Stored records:
○ ○ ○
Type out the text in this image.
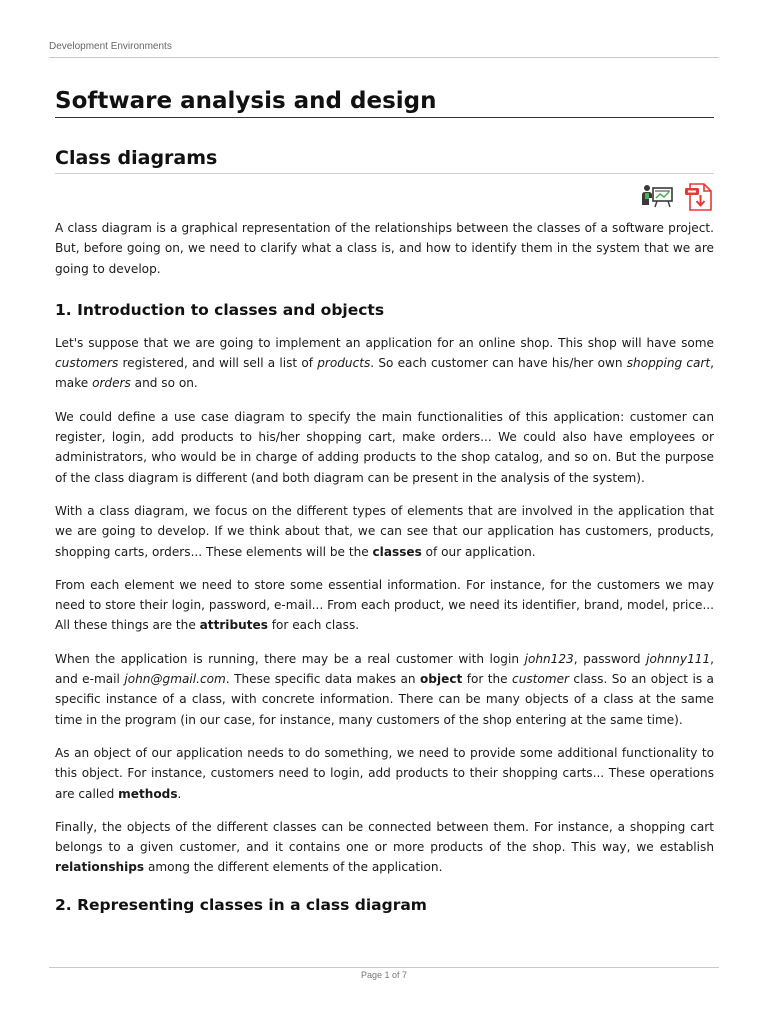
Development Environments
Software analysis and design
Class diagrams

A class diagram is a graphical representation of the relationships between the classes of a software project. But, before going on, we need to clarify what a class is, and how to identify them in the system that we are going to develop.

1. Introduction to classes and objects

Let's suppose that we are going to implement an application for an online shop. This shop will have some customers registered, and will sell a list of products. So each customer can have his/her own shopping cart, make orders and so on.

We could define a use case diagram to specify the main functionalities of this application: customer can register, login, add products to his/her shopping cart, make orders... We could also have employees or administrators, who would be in charge of adding products to the shop catalog, and so on. But the purpose of the class diagram is different (and both diagram can be present in the analysis of the system).

With a class diagram, we focus on the different types of elements that are involved in the application that we are going to develop. If we think about that, we can see that our application has customers, products, shopping carts, orders... These elements will be the classes of our application.

From each element we need to store some essential information. For instance, for the customers we may need to store their login, password, e-mail... From each product, we need its identifier, brand, model, price... All these things are the attributes for each class.

When the application is running, there may be a real customer with login john123, password johnny111, and e-mail john@gmail.com. These specific data makes an object for the customer class. So an object is a specific instance of a class, with concrete information. There can be many objects of a class at the same time in the program (in our case, for instance, many customers of the shop entering at the same time).

As an object of our application needs to do something, we need to provide some additional functionality to this object. For instance, customers need to login, add products to their shopping carts... These operations are called methods.

Finally, the objects of the different classes can be connected between them. For instance, a shopping cart belongs to a given customer, and it contains one or more products of the shop. This way, we establish relationships among the different elements of the application.

2. Representing classes in a class diagram
Page 1 of 7
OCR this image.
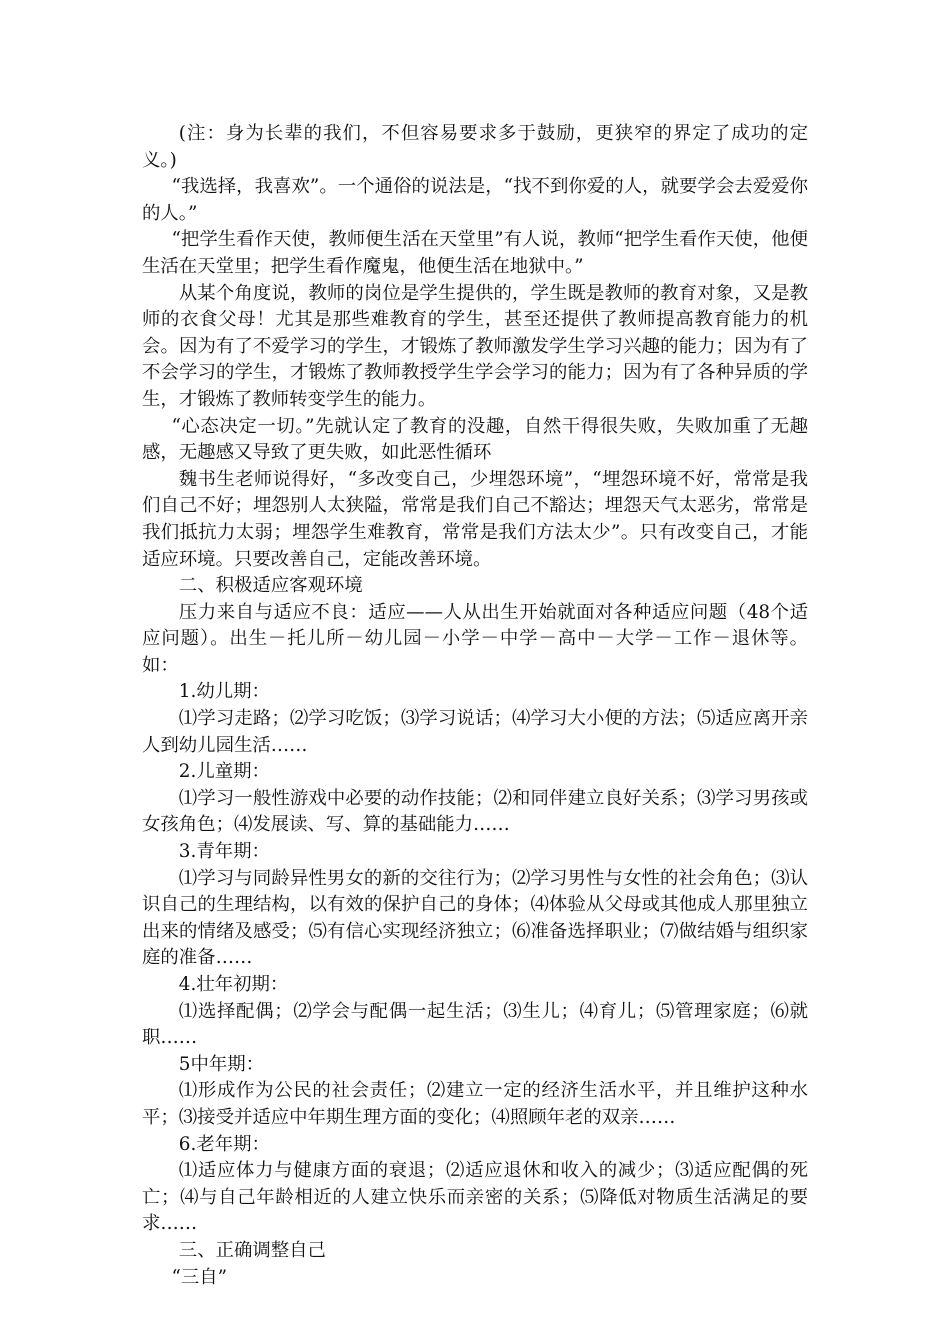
(注：身为长辈的我们，不但容易要求多于鼓励，更狭窄的界定了成功的定义。)

“我选择，我喜欢”。一个通俗的说法是，“找不到你爱的人，就要学会去爱爱你的人。”

“把学生看作天使，教师便生活在天堂里”有人说，教师“把学生看作天使，他便生活在天堂里；把学生看作魔鬼，他便生活在地狱中。”

从某个角度说，教师的岗位是学生提供的，学生既是教师的教育对象，又是教师的衣食父母！尤其是那些难教育的学生，甚至还提供了教师提高教育能力的机会。因为有了不爱学习的学生，才锻炼了教师激发学生学习兴趣的能力；因为有了不会学习的学生，才锻炼了教师教授学生学会学习的能力；因为有了各种异质的学生，才锻炼了教师转变学生的能力。

“心态决定一切。”先就认定了教育的没趣，自然干得很失败，失败加重了无趣感，无趣感又导致了更失败，如此恶性循环

魏书生老师说得好，“多改变自己，少埋怨环境”，“埋怨环境不好，常常是我们自己不好；埋怨别人太狭隘，常常是我们自己不豁达；埋怨天气太恶劣，常常是我们抵抗力太弱；埋怨学生难教育，常常是我们方法太少”。只有改变自己，才能适应环境。只要改善自己，定能改善环境。

二、积极适应客观环境

压力来自与适应不良：适应——人从出生开始就面对各种适应问题（48个适应问题）。出生－托儿所－幼儿园－小学－中学－高中－大学－工作－退休等。如：

1.幼儿期：

⑴学习走路；⑵学习吃饭；⑶学习说话；⑷学习大小便的方法；⑸适应离开亲人到幼儿园生活……

2.儿童期：

⑴学习一般性游戏中必要的动作技能；⑵和同伴建立良好关系；⑶学习男孩或女孩角色；⑷发展读、写、算的基础能力……

3.青年期：

⑴学习与同龄异性男女的新的交往行为；⑵学习男性与女性的社会角色；⑶认识自己的生理结构，以有效的保护自己的身体；⑷体验从父母或其他成人那里独立出来的情绪及感受；⑸有信心实现经济独立；⑹准备选择职业；⑺做结婚与组织家庭的准备……

4.壮年初期：

⑴选择配偶；⑵学会与配偶一起生活；⑶生儿；⑷育儿；⑸管理家庭；⑹就职……

5中年期：

⑴形成作为公民的社会责任；⑵建立一定的经济生活水平，并且维护这种水平；⑶接受并适应中年期生理方面的变化；⑷照顾年老的双亲……

6.老年期：

⑴适应体力与健康方面的衰退；⑵适应退休和收入的减少；⑶适应配偶的死亡；⑷与自己年龄相近的人建立快乐而亲密的关系；⑸降低对物质生活满足的要求……

三、正确调整自己

“三自”
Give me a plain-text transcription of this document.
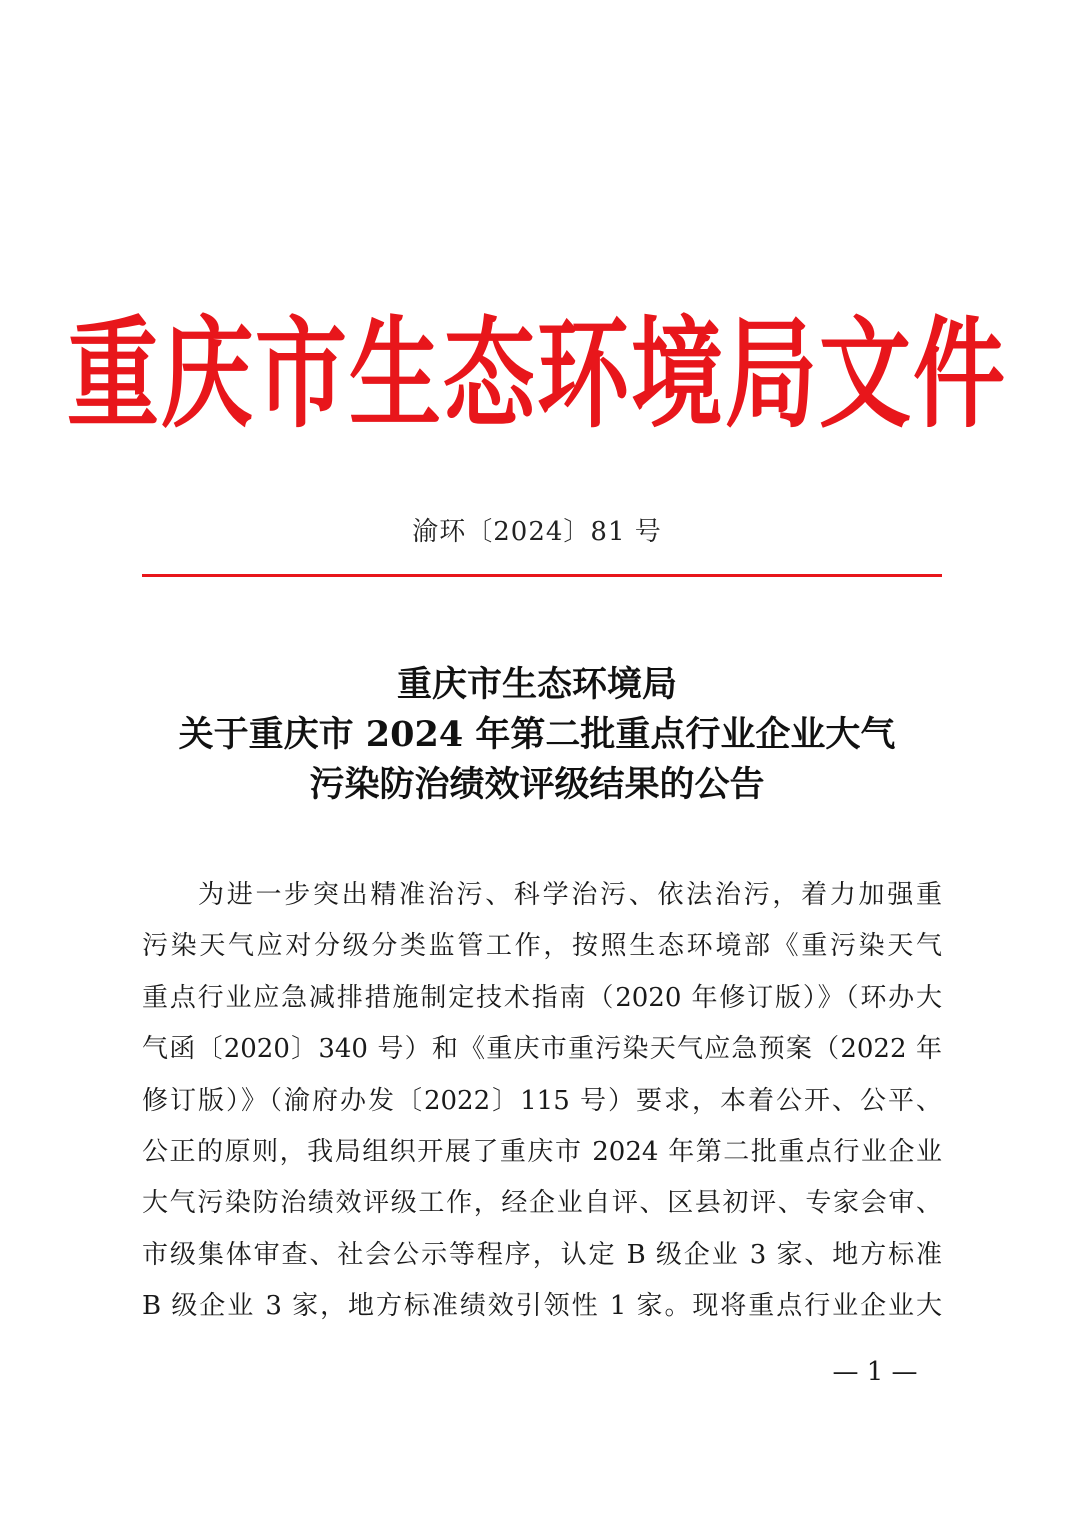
重庆市生态环境局文件
渝环〔2024〕81 号
重庆市生态环境局
关于重庆市 2024 年第二批重点行业企业大气
污染防治绩效评级结果的公告
为进一步突出精准治污、科学治污、依法治污，着力加强重
污染天气应对分级分类监管工作，按照生态环境部《重污染天气
重点行业应急减排措施制定技术指南（2020 年修订版）》（环办大
气函〔2020〕340 号）和《重庆市重污染天气应急预案（2022 年
修订版）》（渝府办发〔2022〕115 号）要求，本着公开、公平、
公正的原则，我局组织开展了重庆市 2024 年第二批重点行业企业
大气污染防治绩效评级工作，经企业自评、区县初评、专家会审、
市级集体审查、社会公示等程序，认定 B 级企业 3 家、地方标准
B 级企业 3 家，地方标准绩效引领性 1 家。现将重点行业企业大
— 1 —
○ ○ ○
Required task: Print the records word for word and exclude any picture they hold.

Response below:
Type out the text in this image.
Development Environments
Software analysis and design
Class diagrams

A class diagram is a graphical representation of the relationships between the classes of a software project. But, before going on, we need to clarify what a class is, and how to identify them in the system that we are going to develop.

1. Introduction to classes and objects

Let's suppose that we are going to implement an application for an online shop. This shop will have some customers registered, and will sell a list of products. So each customer can have his/her own shopping cart, make orders and so on.

We could define a use case diagram to specify the main functionalities of this application: customer can register, login, add products to his/her shopping cart, make orders... We could also have employees or administrators, who would be in charge of adding products to the shop catalog, and so on. But the purpose of the class diagram is different (and both diagram can be present in the analysis of the system).

With a class diagram, we focus on the different types of elements that are involved in the application that we are going to develop. If we think about that, we can see that our application has customers, products, shopping carts, orders... These elements will be the classes of our application.

From each element we need to store some essential information. For instance, for the customers we may need to store their login, password, e-mail... From each product, we need its identifier, brand, model, price... All these things are the attributes for each class.

When the application is running, there may be a real customer with login john123, password johnny111, and e-mail john@gmail.com. These specific data makes an object for the customer class. So an object is a specific instance of a class, with concrete information. There can be many objects of a class at the same time in the program (in our case, for instance, many customers of the shop entering at the same time).

As an object of our application needs to do something, we need to provide some additional functionality to this object. For instance, customers need to login, add products to their shopping carts... These operations are called methods.

Finally, the objects of the different classes can be connected between them. For instance, a shopping cart belongs to a given customer, and it contains one or more products of the shop. This way, we establish relationships among the different elements of the application.

2. Representing classes in a class diagram
Page 1 of 7
OCR this image.
(注：身为长辈的我们，不但容易要求多于鼓励，更狭窄的界定了成功的定义。)

“我选择，我喜欢”。一个通俗的说法是，“找不到你爱的人，就要学会去爱爱你的人。”

“把学生看作天使，教师便生活在天堂里”有人说，教师“把学生看作天使，他便生活在天堂里；把学生看作魔鬼，他便生活在地狱中。”

从某个角度说，教师的岗位是学生提供的，学生既是教师的教育对象，又是教师的衣食父母！尤其是那些难教育的学生，甚至还提供了教师提高教育能力的机会。因为有了不爱学习的学生，才锻炼了教师激发学生学习兴趣的能力；因为有了不会学习的学生，才锻炼了教师教授学生学会学习的能力；因为有了各种异质的学生，才锻炼了教师转变学生的能力。

“心态决定一切。”先就认定了教育的没趣，自然干得很失败，失败加重了无趣感，无趣感又导致了更失败，如此恶性循环

魏书生老师说得好，“多改变自己，少埋怨环境”，“埋怨环境不好，常常是我们自己不好；埋怨别人太狭隘，常常是我们自己不豁达；埋怨天气太恶劣，常常是我们抵抗力太弱；埋怨学生难教育，常常是我们方法太少”。只有改变自己，才能适应环境。只要改善自己，定能改善环境。

二、积极适应客观环境

压力来自与适应不良：适应——人从出生开始就面对各种适应问题（48个适应问题）。出生－托儿所－幼儿园－小学－中学－高中－大学－工作－退休等。如：

1.幼儿期：

⑴学习走路；⑵学习吃饭；⑶学习说话；⑷学习大小便的方法；⑸适应离开亲人到幼儿园生活……

2.儿童期：

⑴学习一般性游戏中必要的动作技能；⑵和同伴建立良好关系；⑶学习男孩或女孩角色；⑷发展读、写、算的基础能力……

3.青年期：

⑴学习与同龄异性男女的新的交往行为；⑵学习男性与女性的社会角色；⑶认识自己的生理结构，以有效的保护自己的身体；⑷体验从父母或其他成人那里独立出来的情绪及感受；⑸有信心实现经济独立；⑹准备选择职业；⑺做结婚与组织家庭的准备……

4.壮年初期：

⑴选择配偶；⑵学会与配偶一起生活；⑶生儿；⑷育儿；⑸管理家庭；⑹就职……

5中年期：

⑴形成作为公民的社会责任；⑵建立一定的经济生活水平，并且维护这种水平；⑶接受并适应中年期生理方面的变化；⑷照顾年老的双亲……

6.老年期：

⑴适应体力与健康方面的衰退；⑵适应退休和收入的减少；⑶适应配偶的死亡；⑷与自己年龄相近的人建立快乐而亲密的关系；⑸降低对物质生活满足的要求……

三、正确调整自己

“三自”
Give me a plain-text transcription of this document.
重庆市生态环境局文件
渝环〔2024〕81 号
重庆市生态环境局
关于重庆市 2024 年第二批重点行业企业大气
污染防治绩效评级结果的公告
为进一步突出精准治污、科学治污、依法治污，着力加强重
污染天气应对分级分类监管工作，按照生态环境部《重污染天气
重点行业应急减排措施制定技术指南（2020 年修订版）》（环办大
气函〔2020〕340 号）和《重庆市重污染天气应急预案（2022 年
修订版）》（渝府办发〔2022〕115 号）要求，本着公开、公平、
公正的原则，我局组织开展了重庆市 2024 年第二批重点行业企业
大气污染防治绩效评级工作，经企业自评、区县初评、专家会审、
市级集体审查、社会公示等程序，认定 B 级企业 3 家、地方标准
B 级企业 3 家，地方标准绩效引领性 1 家。现将重点行业企业大
— 1 —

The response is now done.